Please rewrite all of the records below, replacing each "bounding boxes" with "box coordinates" and keeping everything else the same. Leave the pictures out of your answer.

— Start of PROVIDED RECORDS —

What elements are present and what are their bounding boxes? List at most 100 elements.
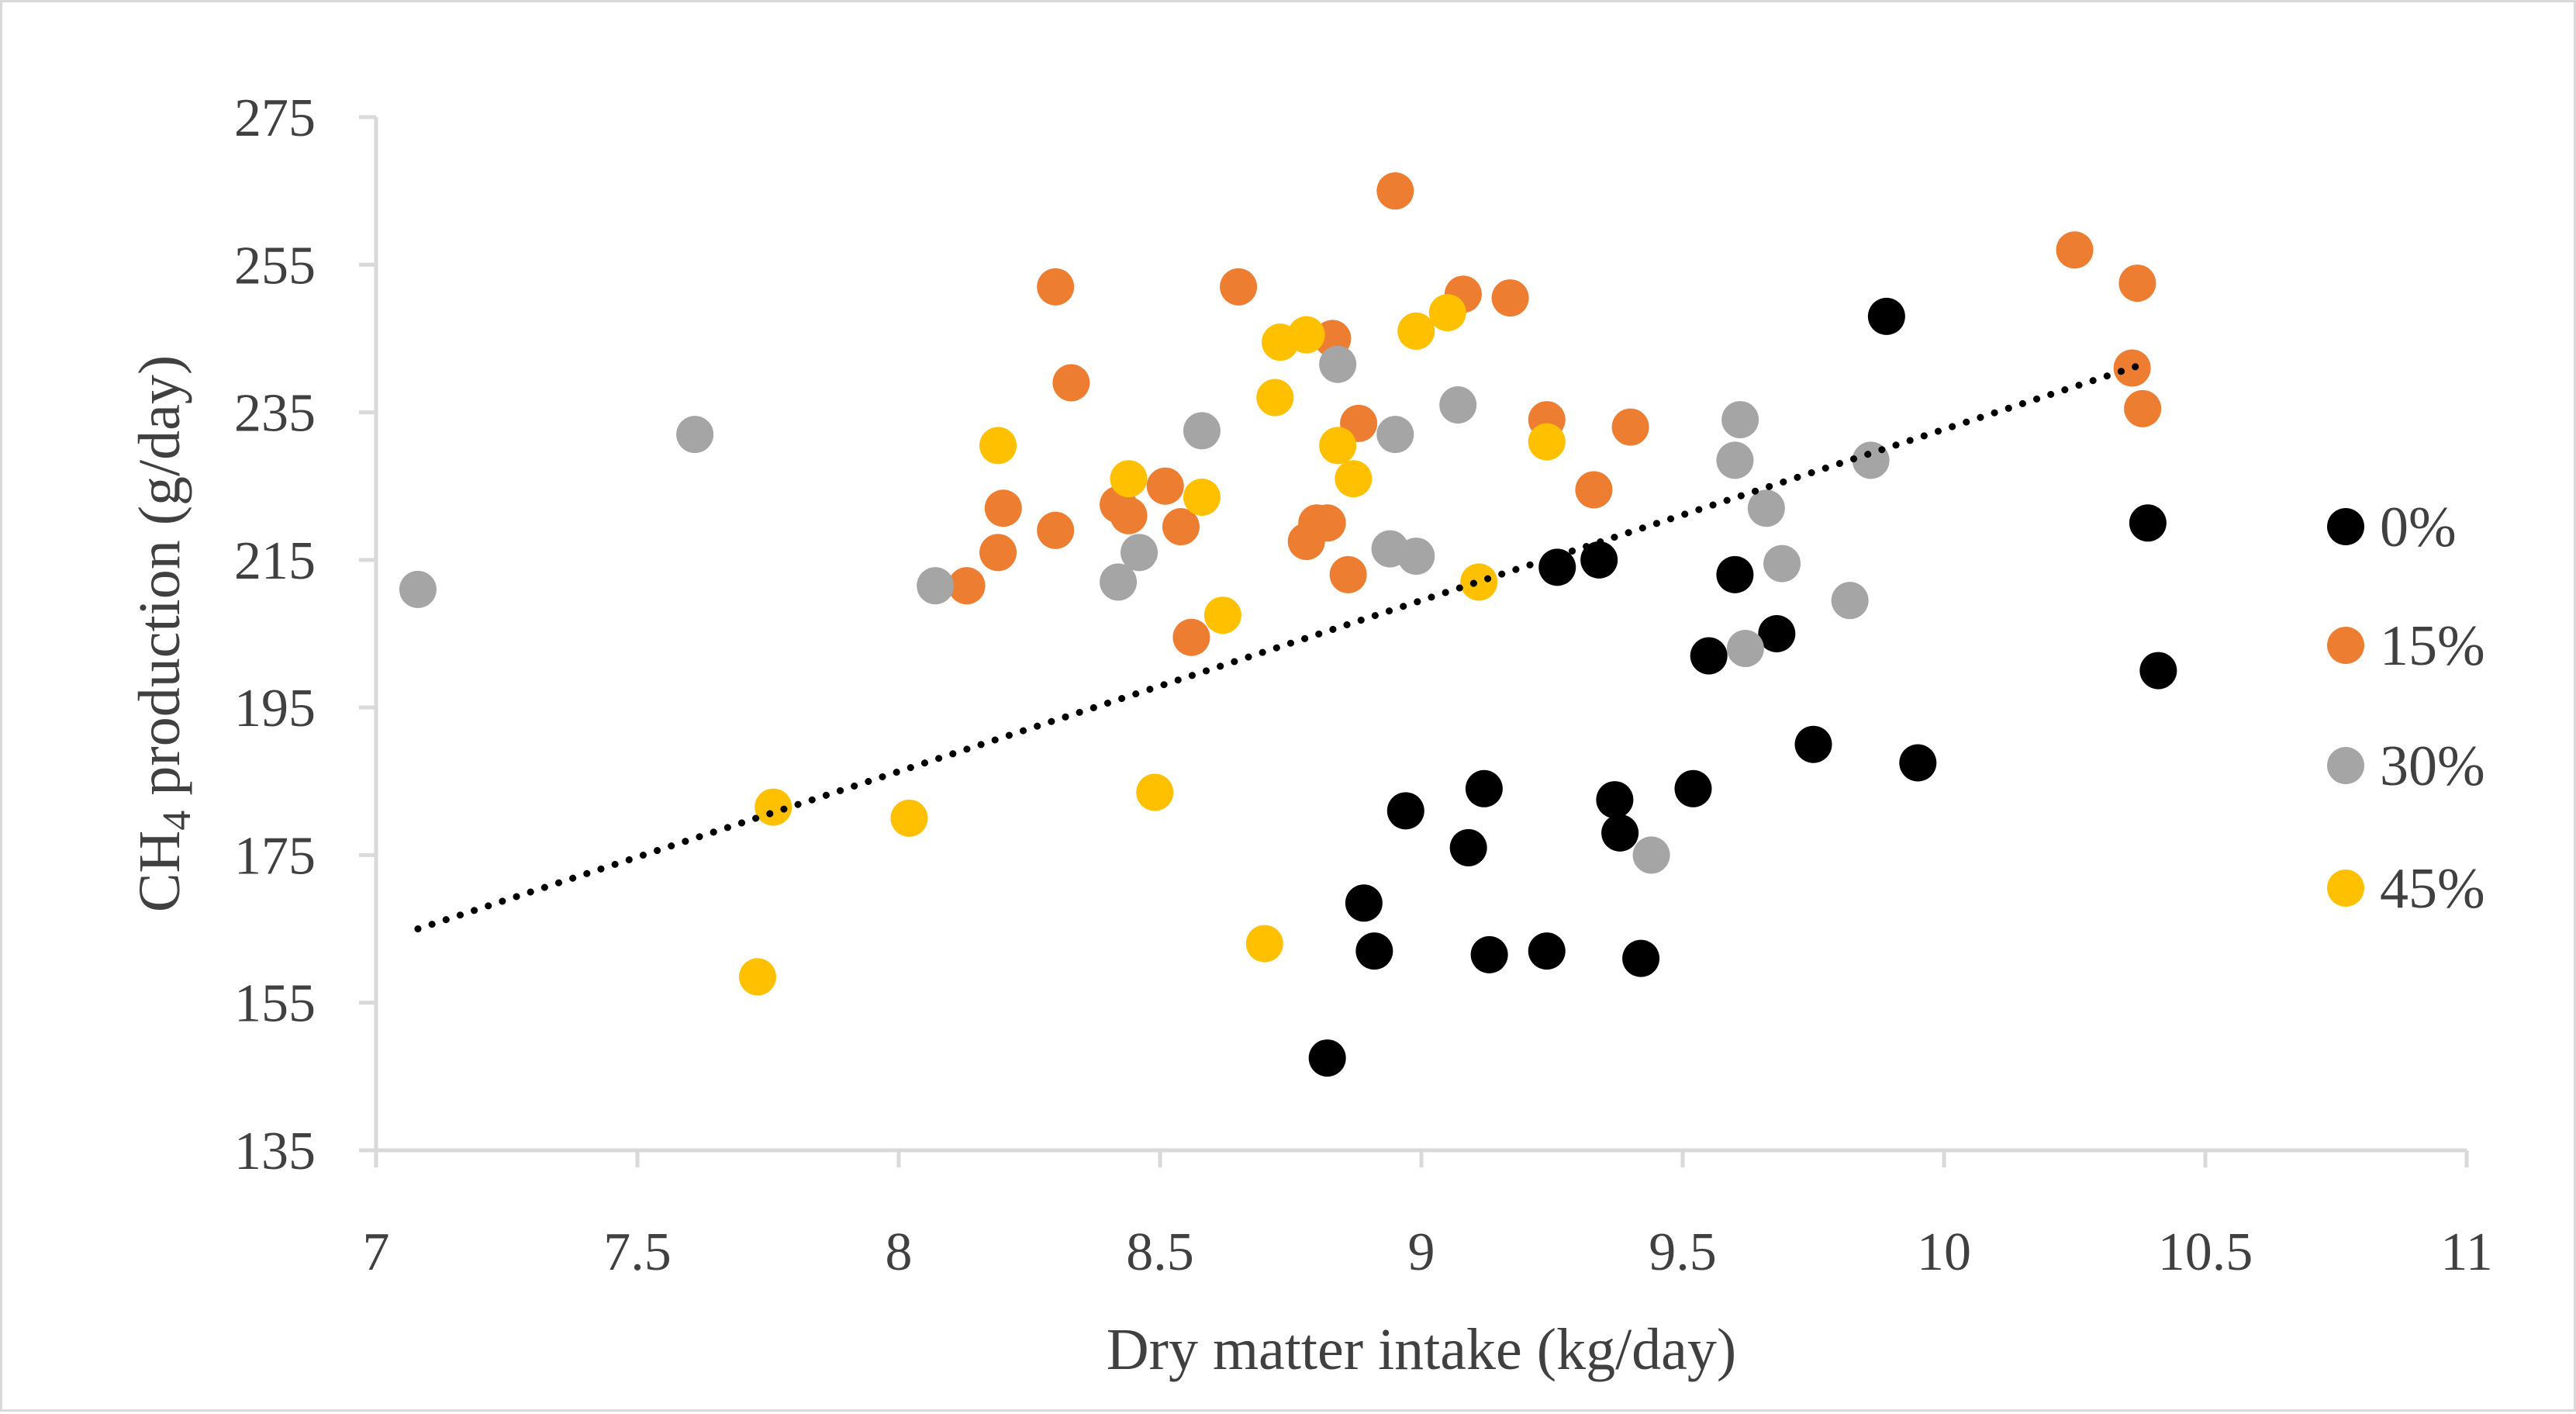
data-point	[1721, 401, 1759, 439]
data-point	[1460, 563, 1498, 601]
data-point	[1245, 925, 1283, 963]
x-tick-label: 10	[1917, 1222, 1971, 1282]
data-point	[1121, 534, 1159, 572]
data-point	[754, 788, 792, 826]
data-point	[1397, 312, 1435, 350]
data-point	[1528, 423, 1566, 461]
data-point	[948, 567, 986, 605]
x-tick-label: 8	[886, 1222, 913, 1282]
trendline	[414, 361, 2146, 933]
x-tick-label: 7.5	[603, 1222, 672, 1282]
y-tick-label: 195	[234, 679, 316, 738]
data-point	[1397, 538, 1435, 576]
legend-marker-15	[2327, 627, 2364, 664]
legend-label-0: 0%	[2380, 496, 2457, 559]
data-point	[1110, 460, 1148, 498]
data-point	[1716, 441, 1754, 479]
y-axis-title-suffix: production (g/day)	[127, 355, 192, 811]
data-point	[1747, 489, 1785, 527]
data-point	[1596, 781, 1634, 819]
data-point	[979, 534, 1017, 572]
x-tick-label: 9	[1408, 1222, 1435, 1282]
legend-item-30: 30%	[2327, 735, 2485, 798]
data-point	[1867, 297, 1905, 335]
data-point	[2129, 504, 2167, 542]
data-point	[1256, 379, 1294, 417]
data-point	[1172, 618, 1210, 656]
x-tick-label: 11	[2440, 1222, 2492, 1282]
data-point	[1287, 316, 1325, 354]
y-tick-label: 155	[234, 974, 316, 1034]
data-point	[1220, 268, 1258, 306]
data-point	[1329, 555, 1367, 593]
data-point	[1319, 427, 1357, 465]
legend-marker-30	[2327, 747, 2364, 784]
data-point	[1601, 814, 1639, 852]
y-axis-title: CH4 production (g/day)	[127, 355, 199, 912]
data-point	[1110, 496, 1148, 534]
data-point	[984, 489, 1022, 527]
data-point	[1611, 408, 1649, 446]
data-point	[2124, 389, 2162, 427]
data-point	[1376, 416, 1414, 454]
data-point	[1386, 792, 1424, 830]
data-point	[2118, 264, 2156, 303]
series-45-pct	[739, 294, 1566, 996]
data-point	[1538, 548, 1576, 586]
y-axis-ticks	[359, 115, 376, 1153]
data-point	[2056, 231, 2094, 269]
data-point	[399, 570, 437, 608]
y-tick-label: 135	[234, 1122, 316, 1181]
data-point	[1831, 582, 1869, 620]
x-tick-label: 8.5	[1126, 1222, 1194, 1282]
data-point	[1376, 172, 1414, 210]
data-point	[1428, 294, 1466, 332]
data-point	[1146, 467, 1184, 505]
data-point	[1465, 769, 1503, 807]
data-point	[1716, 555, 1754, 593]
y-tick-label: 235	[234, 384, 316, 444]
y-tick-label: 175	[234, 826, 316, 886]
data-point	[1308, 504, 1346, 542]
y-axis-title-prefix: CH	[127, 831, 192, 913]
legend-label-15: 15%	[2380, 614, 2485, 678]
plot-area: 135 155 175 195 215 235 255 275 7 7.5 8 8.5 9 9.5 10 1…	[234, 88, 2493, 1282]
data-point	[739, 958, 777, 996]
x-tick-label: 7	[363, 1222, 390, 1282]
data-points	[399, 172, 2177, 1077]
data-point	[1203, 596, 1241, 634]
data-point	[1162, 508, 1200, 546]
data-point	[1037, 511, 1075, 549]
data-point	[1674, 769, 1712, 807]
data-point	[1758, 615, 1796, 652]
data-point	[1449, 828, 1487, 866]
legend-label-30: 30%	[2380, 735, 2485, 798]
data-point	[1794, 725, 1832, 763]
x-tick-label: 9.5	[1649, 1222, 1717, 1282]
data-point	[1470, 935, 1508, 973]
x-axis-ticks	[374, 1150, 2469, 1167]
x-axis-title: Dry matter intake (kg/day)	[1107, 1317, 1736, 1382]
data-point	[1345, 884, 1383, 922]
data-point	[676, 416, 714, 454]
y-tick-labels: 135 155 175 195 215 235 255 275	[234, 88, 316, 1181]
data-point	[1308, 1039, 1346, 1077]
data-point	[979, 427, 1017, 465]
data-point	[1100, 563, 1138, 601]
data-point	[1183, 412, 1221, 450]
data-point	[1491, 279, 1529, 317]
data-point	[1136, 773, 1174, 811]
data-point	[1622, 939, 1660, 977]
series-0-pct	[1308, 297, 2177, 1077]
data-point	[917, 567, 955, 605]
data-point	[1763, 545, 1801, 583]
data-point	[1439, 386, 1477, 424]
y-tick-label: 215	[234, 531, 316, 591]
data-point	[1690, 637, 1728, 675]
data-point	[890, 799, 928, 837]
y-axis-title-subscript: 4	[155, 811, 199, 831]
data-point	[1575, 471, 1613, 509]
data-point	[1183, 478, 1221, 516]
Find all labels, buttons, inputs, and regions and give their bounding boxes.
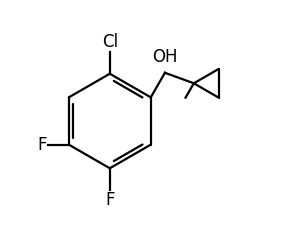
Text: F: F [37, 136, 46, 154]
Text: Cl: Cl [102, 33, 118, 51]
Text: OH: OH [152, 48, 178, 66]
Text: F: F [105, 191, 115, 209]
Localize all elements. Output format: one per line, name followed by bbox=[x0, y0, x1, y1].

— End of PROVIDED RECORDS —

-- FULL RESPONSE --
What elements are present and what are their box coordinates? List at most 100 elements.
data-point	[1721, 401, 1759, 439]
data-point	[1460, 563, 1498, 601]
data-point	[1245, 925, 1283, 963]
x-tick-label: 10	[1917, 1222, 1971, 1282]
data-point	[1121, 534, 1159, 572]
data-point	[754, 788, 792, 826]
data-point	[1397, 312, 1435, 350]
data-point	[1528, 423, 1566, 461]
data-point	[948, 567, 986, 605]
x-tick-label: 8	[886, 1222, 913, 1282]
trendline	[414, 361, 2146, 933]
x-tick-label: 7.5	[603, 1222, 672, 1282]
y-tick-label: 195	[234, 679, 316, 738]
data-point	[1397, 538, 1435, 576]
legend-marker-15	[2327, 627, 2364, 664]
legend-label-0: 0%	[2380, 496, 2457, 559]
data-point	[1110, 460, 1148, 498]
data-point	[1716, 441, 1754, 479]
y-axis-title-suffix: production (g/day)	[127, 355, 192, 811]
data-point	[1747, 489, 1785, 527]
data-point	[1596, 781, 1634, 819]
data-point	[979, 534, 1017, 572]
x-tick-label: 9	[1408, 1222, 1435, 1282]
legend-item-30: 30%	[2327, 735, 2485, 798]
data-point	[1867, 297, 1905, 335]
data-point	[2129, 504, 2167, 542]
data-point	[1256, 379, 1294, 417]
data-point	[1172, 618, 1210, 656]
x-tick-label: 11	[2440, 1222, 2492, 1282]
data-point	[1287, 316, 1325, 354]
y-tick-label: 155	[234, 974, 316, 1034]
data-point	[1220, 268, 1258, 306]
data-point	[1329, 555, 1367, 593]
data-point	[1319, 427, 1357, 465]
legend-marker-30	[2327, 747, 2364, 784]
data-point	[1601, 814, 1639, 852]
y-axis-title: CH4 production (g/day)	[127, 355, 199, 912]
data-point	[1110, 496, 1148, 534]
data-point	[984, 489, 1022, 527]
data-point	[1611, 408, 1649, 446]
data-point	[2124, 389, 2162, 427]
data-point	[1376, 416, 1414, 454]
data-point	[1386, 792, 1424, 830]
data-point	[2118, 264, 2156, 303]
series-45-pct	[739, 294, 1566, 996]
data-point	[1538, 548, 1576, 586]
y-axis-ticks	[359, 115, 376, 1153]
data-point	[2056, 231, 2094, 269]
data-point	[399, 570, 437, 608]
y-tick-label: 135	[234, 1122, 316, 1181]
data-point	[1831, 582, 1869, 620]
x-tick-label: 8.5	[1126, 1222, 1194, 1282]
data-point	[1376, 172, 1414, 210]
data-point	[1428, 294, 1466, 332]
data-point	[1146, 467, 1184, 505]
data-point	[1465, 769, 1503, 807]
data-point	[1716, 555, 1754, 593]
y-tick-label: 235	[234, 384, 316, 444]
y-tick-label: 175	[234, 826, 316, 886]
data-point	[1308, 504, 1346, 542]
y-axis-title-prefix: CH	[127, 831, 192, 913]
legend-label-15: 15%	[2380, 614, 2485, 678]
plot-area: 135 155 175 195 215 235 255 275 7 7.5 8 8.5 9 9.5 10 1…	[234, 88, 2493, 1282]
data-point	[739, 958, 777, 996]
x-tick-label: 7	[363, 1222, 390, 1282]
data-points	[399, 172, 2177, 1077]
data-point	[1203, 596, 1241, 634]
data-point	[1162, 508, 1200, 546]
data-point	[1037, 511, 1075, 549]
data-point	[1674, 769, 1712, 807]
data-point	[1758, 615, 1796, 652]
data-point	[1449, 828, 1487, 866]
legend-label-30: 30%	[2380, 735, 2485, 798]
data-point	[1794, 725, 1832, 763]
x-tick-label: 9.5	[1649, 1222, 1717, 1282]
data-point	[1470, 935, 1508, 973]
x-axis-ticks	[374, 1150, 2469, 1167]
x-axis-title: Dry matter intake (kg/day)	[1107, 1317, 1736, 1382]
data-point	[1345, 884, 1383, 922]
data-point	[676, 416, 714, 454]
y-tick-labels: 135 155 175 195 215 235 255 275	[234, 88, 316, 1181]
data-point	[1308, 1039, 1346, 1077]
data-point	[979, 427, 1017, 465]
data-point	[1100, 563, 1138, 601]
data-point	[1183, 412, 1221, 450]
data-point	[1491, 279, 1529, 317]
data-point	[1136, 773, 1174, 811]
data-point	[1622, 939, 1660, 977]
series-0-pct	[1308, 297, 2177, 1077]
data-point	[917, 567, 955, 605]
data-point	[1763, 545, 1801, 583]
data-point	[1439, 386, 1477, 424]
y-tick-label: 215	[234, 531, 316, 591]
data-point	[1690, 637, 1728, 675]
data-point	[890, 799, 928, 837]
y-axis-title-subscript: 4	[155, 811, 199, 831]
data-point	[1575, 471, 1613, 509]
data-point	[1183, 478, 1221, 516]
Find all labels, buttons, inputs, and regions and give their box coordinates.
Text: F: F [37, 136, 46, 154]
Text: Cl: Cl [102, 33, 118, 51]
Text: OH: OH [152, 48, 178, 66]
Text: F: F [105, 191, 115, 209]
Localize all elements. Output format: one per line, name followed by bbox=[x0, y0, x1, y1].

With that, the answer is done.